(Instrução 1):
Copie da listagem, sem nenhuma alteração, as linhas que vão da que contém "icon: apple heart [53, 2313, 164, 2446]" até a que contém "heading [50, 1399, 359, 1453]", incluindo as duas. Devolva somente essas linhas.
┄┄┄┄┄┄
Minha conversa com Garuda Dasa toca de alguma forma a tensão que existe no mundo entre diferentes religiões. Os membros das diferentes tradições religiosas do mundo afastam Deus quando se deixam levar pelo orgulho e reivindicam para si a exclusividade da verdade absoluta, taxando as demais religiões de falsas. Contrariando tal visão fundamentalista, Srila Prabhupada costumava desfrutar do fato dos membros da ISKCON consistirem de pessoas vindas de todas as tradições religiosas, unidas pelo desejo comum de amar a Deus: “Nós podemos escolher nossa religião e sermos Hindus, Muçulmanos, Budistas, Cristãos, tanto faz, desde que saibamos o verdadeiro propósito da religião. O Srimad-Bhagavatam não recomenda que abandonemos nossa religião atual, mas apenas aponta o propósito da religião. Esse propósito é amor por Deus, e a religião que melhor nos ensine a como amar o Senhor Supremo é a melhor religião”. - (Elevação à Consciência de Krsna)

Encerrando seu livro, Garuda Dasa sugere aos seus leitores a mesma profunda compreensão teológica que Srila Prabhupada descreveu acima. Embora o livro apresente a rasa-lila como um acontecimento histórico no qual Krsna manifestou na Terra a troca de sentimentos amorosos transcendentais que tem com Seus devotos íntimos, aqueles fora da tradição Vaisnava poderiam, pelo menos, ver a rasa-lila como uma mensagem que simboliza o genuíno pluralismo religioso.

“O círculo divino que é aberto no começo da dança da Rasa”, Garuda Dasa escreve, “poderia ser tomado como símbolo de um genuíno pluralismo religioso, no qual os seres humanos de diferentes fés podem amar a Deus [...] harmoniosamente, e individualmente, sendo que cada alma recebe atenção individual e superlativa de Deus. [...] Portanto, é somente depois que as almas devotas se reúnem para formar um grande círculo em volta de Deus, com suas mãos dadas por amizade sincera, que Deus aceita se conectar com cada alma – ficando Deus endividado com aqueles que se unem para adorá-lO, servi-lO e amá-lO”.
┄┄┄┄┄┄
(Instrução 2):
No trecho sobre a rasa-lila, reescreva de forma mais concisa o parágrafo que começa com "Encerrando seu livro", mantendo as informações principais.
┄┄┄┄┄┄
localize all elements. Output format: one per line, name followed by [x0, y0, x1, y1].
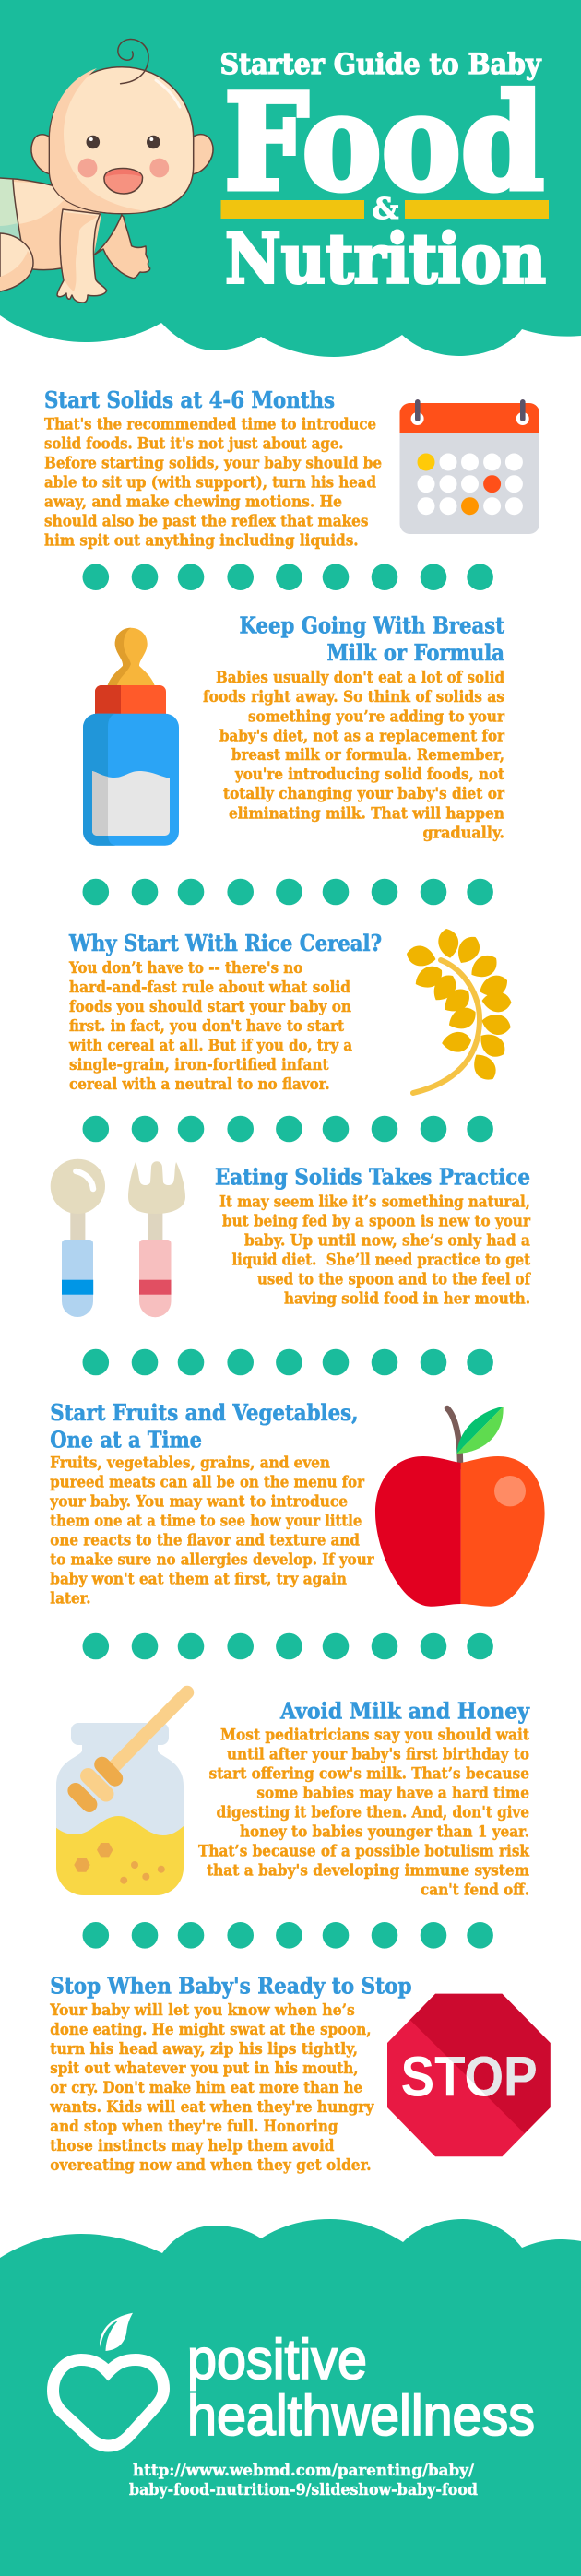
icon: apple heart [53, 2313, 164, 2446]
body text: can't fend off. [421, 1882, 529, 1900]
body text: That's the recommended time to introduce [44, 416, 376, 434]
body text: them one at a time to see how your little [50, 1513, 362, 1531]
icon: calendar [400, 399, 540, 534]
panel: stop when baby's ready to stop [49, 1973, 551, 2175]
body text: eliminating milk. That will happen [229, 804, 504, 823]
title line: nutrition: Nutrition [225, 220, 546, 299]
dotted divider 2 [83, 879, 493, 905]
body text: Your baby will let you know when he’s [49, 2001, 355, 2020]
body text: you're introducing solid foods, not [234, 766, 504, 784]
panel: start solids at 4-6 months [44, 386, 540, 551]
header banner with scalloped edge [0, 0, 581, 357]
body text: foods right away. So think of solids as [203, 688, 504, 706]
wordmark [187, 2328, 535, 2447]
body text: with cereal at all. But if you do, try a [68, 1037, 352, 1055]
body text: one reacts to the flavor and texture and [50, 1532, 360, 1550]
icon: stop sign: STOP [401, 2045, 538, 2107]
body text: able to sit up (with support), turn his head [44, 474, 376, 493]
body text: something you’re adding to your [248, 707, 505, 726]
body text: liquid diet. She’ll need practice to get [232, 1251, 530, 1269]
logo: positive healthwellness [53, 2313, 535, 2447]
body text: hard-and-fast rule about what solid [69, 979, 350, 997]
dotted divider 6 [83, 1922, 493, 1949]
heading [50, 1399, 359, 1453]
dotted divider 5 [83, 1633, 493, 1659]
body text [198, 1727, 530, 1900]
body text: should also be past the reflex that makes [44, 513, 369, 531]
icon: crawling baby [0, 39, 213, 303]
body text: start offering cow's milk. That’s because [209, 1765, 529, 1784]
body text: later. [50, 1590, 91, 1609]
yellow rule left [221, 200, 364, 219]
dotted divider 4 [83, 1349, 493, 1375]
icon: apple [375, 1407, 545, 1607]
wordmark: healthwellness [187, 2384, 535, 2447]
body text [68, 959, 352, 1094]
heading: Start Solids at 4-6 Months [44, 386, 335, 413]
panel: avoid milk and honey [56, 1692, 530, 1900]
panel: eating solids takes practice [51, 1159, 531, 1317]
icon: stop sign: STOP [401, 2045, 538, 2107]
body text [44, 416, 382, 551]
body text: to make sure no allergies develop. If your [50, 1551, 375, 1570]
body text: solid foods. But it's not just about age. [44, 435, 343, 454]
panel: keep going with breast milk or formula [83, 612, 505, 846]
body text: some babies may have a hard time [256, 1785, 529, 1803]
body text: It may seem like it’s something natural, [219, 1193, 530, 1211]
body text: baby. Up until now, she’s only had a [244, 1231, 530, 1250]
source url: baby-food-nutrition-9/slideshow-baby-food [129, 2481, 478, 2499]
body text: wants. Kids will eat when they're hungry [49, 2098, 374, 2117]
body text: gradually. [422, 824, 504, 842]
heading: One at a Time [50, 1426, 202, 1453]
icon: honey jar with dipper [56, 1692, 187, 1895]
panel: why start with rice cereal [68, 928, 513, 1094]
icon: wheat sprig [405, 928, 513, 1093]
source url: http://www.webmd.com/parenting/baby/ [133, 2462, 475, 2480]
title [219, 48, 549, 299]
body text: baby won't eat them at first, try again [50, 1571, 347, 1589]
body text: used to the spoon and to the feel of [257, 1270, 531, 1288]
body text: Babies usually don't eat a lot of solid [216, 669, 504, 687]
body text: digesting it before then. And, don't give [217, 1804, 529, 1822]
heading: Keep Going With Breast [240, 612, 505, 639]
heading: Start Fruits and Vegetables, [50, 1399, 359, 1426]
body text: those instincts may help them avoid [50, 2137, 335, 2155]
ampersand: & [373, 191, 399, 226]
heading: Why Start With Rice Cereal? [68, 930, 382, 956]
body text: your baby. You may want to introduce [49, 1493, 348, 1512]
body text: honey to babies younger than 1 year. [240, 1823, 529, 1842]
source url [129, 2462, 478, 2499]
wordmark: positive [187, 2328, 367, 2391]
body text: baby's diet, not as a replacement for [219, 727, 505, 745]
body text [203, 669, 505, 842]
body text: but being fed by a spoon is new to your [222, 1212, 531, 1230]
yellow rule right [405, 200, 549, 219]
dotted divider 3 [83, 1116, 493, 1142]
body text [219, 1193, 531, 1308]
icon: baby fork [128, 1161, 185, 1317]
heading: Avoid Milk and Honey [279, 1697, 530, 1724]
body text: breast milk or formula. Remember, [231, 746, 504, 765]
heading [240, 612, 505, 666]
body text: That’s because of a possible botulism risk [198, 1843, 530, 1861]
body text: him spit out anything including liquids. [44, 532, 359, 551]
body text: that a baby's developing immune system [207, 1862, 529, 1881]
heading: Stop When Baby's Ready to Stop [50, 1973, 412, 2000]
body text: foods you should start your baby on [69, 998, 351, 1016]
body text: You don’t have to -- there's no [68, 959, 302, 978]
body text: Most pediatricians say you should wait [220, 1727, 529, 1745]
icon: baby bottle [83, 628, 179, 846]
dotted divider 1 [83, 564, 493, 590]
body text: until after your baby's first birthday to [227, 1746, 529, 1764]
footer banner with scalloped edge [0, 2219, 581, 2576]
icon: baby spoon [51, 1159, 105, 1317]
body text: first. in fact, you don't have to start [69, 1017, 344, 1036]
body text: pureed meats can all be on the menu for [50, 1474, 365, 1492]
body text: having solid food in her mouth. [284, 1289, 530, 1308]
title line: starter guide: Starter Guide to Baby [219, 48, 541, 81]
body text [49, 2001, 374, 2175]
body text: Fruits, vegetables, grains, and even [50, 1454, 330, 1473]
title line: food: Food [224, 65, 544, 220]
body text: single-grain, iron-fortified infant [69, 1056, 329, 1074]
body text: totally changing your baby's diet or [223, 785, 505, 803]
body text: cereal with a neutral to no flavor. [69, 1075, 330, 1094]
body text: done eating. He might swat at the spoon, [50, 2021, 372, 2039]
body text [49, 1454, 375, 1609]
heading: Eating Solids Takes Practice [215, 1163, 530, 1190]
body text: turn his head away, zip his lips tightly, [50, 2040, 358, 2059]
body text: spit out whatever you put in his mouth, [50, 2060, 359, 2078]
heading: Milk or Formula [326, 639, 504, 666]
body text: or cry. Don't make him eat more than he [50, 2079, 362, 2097]
body text: overeating now and when they get older. [50, 2156, 372, 2175]
icon: stop sign [387, 1994, 551, 2156]
body text: away, and make chewing motions. He [44, 493, 342, 512]
body text: Before starting solids, your baby should be [44, 455, 382, 473]
panel: start fruits and vegetables [49, 1399, 545, 1609]
body text: and stop when they're full. Honoring [50, 2118, 338, 2136]
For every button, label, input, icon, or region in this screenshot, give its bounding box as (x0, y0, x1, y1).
┄┄┄┄┄┄
(Resultado 1):
icon: apple heart [53, 2313, 164, 2446]
body text: can't fend off. [421, 1882, 529, 1900]
body text: That's the recommended time to introduce [44, 416, 376, 434]
body text: them one at a time to see how your little [50, 1513, 362, 1531]
icon: calendar [400, 399, 540, 534]
panel: stop when baby's ready to stop [49, 1973, 551, 2175]
body text: eliminating milk. That will happen [229, 804, 504, 823]
title line: nutrition: Nutrition [225, 220, 546, 299]
dotted divider 2 [83, 879, 493, 905]
body text: Your baby will let you know when he’s [49, 2001, 355, 2020]
body text: you're introducing solid foods, not [234, 766, 504, 784]
panel: start solids at 4-6 months [44, 386, 540, 551]
header banner with scalloped edge [0, 0, 581, 357]
body text: foods right away. So think of solids as [203, 688, 504, 706]
wordmark [187, 2328, 535, 2447]
body text: with cereal at all. But if you do, try a [68, 1037, 352, 1055]
body text: one reacts to the flavor and texture and [50, 1532, 360, 1550]
icon: stop sign: STOP [401, 2045, 538, 2107]
body text: able to sit up (with support), turn his head [44, 474, 376, 493]
body text: something you’re adding to your [248, 707, 505, 726]
body text: liquid diet. She’ll need practice to get [232, 1251, 530, 1269]
logo: positive healthwellness [53, 2313, 535, 2447]
body text: hard-and-fast rule about what solid [69, 979, 350, 997]
dotted divider 6 [83, 1922, 493, 1949]
heading [50, 1399, 359, 1453]

(Resultado 2):
Ao concluir seu livro, Garuda Dasa propõe aos leitores a mesma compreensão teológica descrita por Srila Prabhupada. A obra apresenta a rasa-lila como um fato histórico, em que Krsna manifestou na Terra a troca de sentimentos amorosos transcendentais com Seus devotos íntimos. Ainda assim, quem está fora da tradição Vaisnava poderia ao menos entendê-la como símbolo de um genuíno pluralismo religioso.